**Problem details**
Find every line with the word "Traktormeter". Copy those lines.

◆ ◆ ◆ ◆ ◆

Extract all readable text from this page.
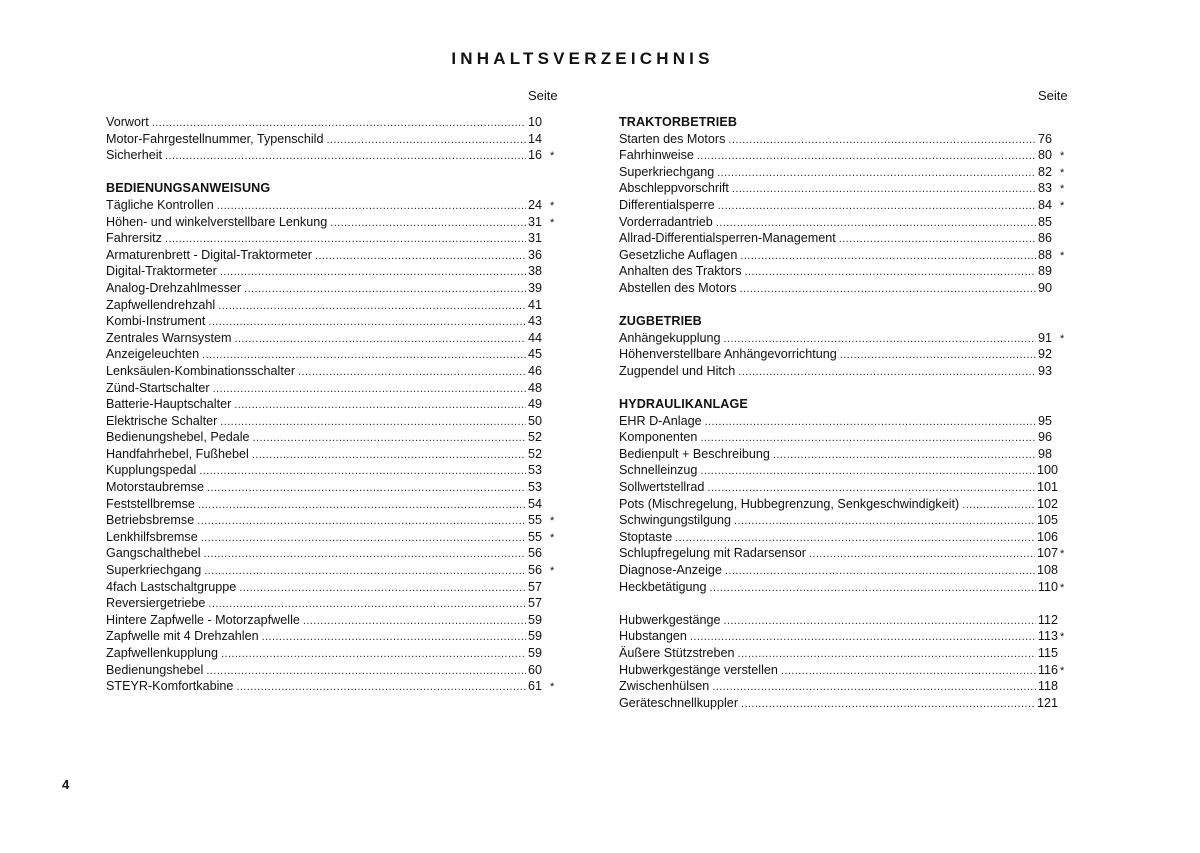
INHALTSVERZEICHNIS
Seite
Vorwort .....	10
Motor-Fahrgestellnummer, Typenschild .....	14
Sicherheit .....	16 *
BEDIENUNGSANWEISUNG
Tägliche Kontrollen .....	24 *
Höhen- und winkelverstellbare Lenkung .....	31 *
Fahrersitz .....	31
Armaturenbrett - Digital-Traktormeter .....	36
Digital-Traktormeter .....	38
Analog-Drehzahlmesser .....	39
Zapfwellendrehzahl .....	41
Kombi-Instrument .....	43
Zentrales Warnsystem .....	44
Anzeigeleuchten .....	45
Lenksäulen-Kombinationsschalter .....	46
Zünd-Startschalter .....	48
Batterie-Hauptschalter .....	49
Elektrische Schalter .....	50
Bedienungshebel, Pedale .....	52
Handfahrhebel, Fußhebel .....	52
Kupplungspedal .....	53
Motorstaubremse .....	53
Feststellbremse .....	54
Betriebsbremse .....	55 *
Lenkhilfsbremse .....	55 *
Gangschalthebel .....	56
Superkriechgang .....	56 *
4fach Lastschaltgruppe .....	57
Reversiergetriebe .....	57
Hintere Zapfwelle - Motorzapfwelle .....	59
Zapfwelle mit 4 Drehzahlen .....	59
Zapfwellenkupplung .....	59
Bedienungshebel .....	60
STEYR-Komfortkabine .....	61 *
Seite
TRAKTORBETRIEB
Starten des Motors .....	76
Fahrhinweise .....	80 *
Superkriechgang .....	82 *
Abschleppvorschrift .....	83 *
Differentialsperre .....	84 *
Vorderradantrieb .....	85
Allrad-Differentialsperren-Management .....	86
Gesetzliche Auflagen .....	88 *
Anhalten des Traktors .....	89
Abstellen des Motors .....	90
ZUGBETRIEB
Anhängekupplung .....	91 *
Höhenverstellbare Anhängevorrichtung .....	92
Zugpendel und Hitch .....	93
HYDRAULIKANLAGE
EHR D-Anlage .....	95
Komponenten .....	96
Bedienpult + Beschreibung .....	98
Schnelleinzug .....	100
Sollwertstellrad .....	101
Pots (Mischregelung, Hubbegrenzung, Senkgeschwindigkeit) .....	102
Schwingungstilgung .....	105
Stoptaste .....	106
Schlupfregelung mit Radarsensor .....	107 *
Diagnose-Anzeige .....	108
Heckbetätigung .....	110 *
Hubwerkgestänge .....	112
Hubstangen .....	113 *
Äußere Stützstreben .....	115
Hubwerkgestänge verstellen .....	116 *
Zwischenhülsen .....	118
Geräteschnellkuppler .....	121
4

◆ ◆ ◆ ◆ ◆

**Response to the task**
Armaturenbrett - Digital-Traktormeter .....	36
Digital-Traktormeter .....	38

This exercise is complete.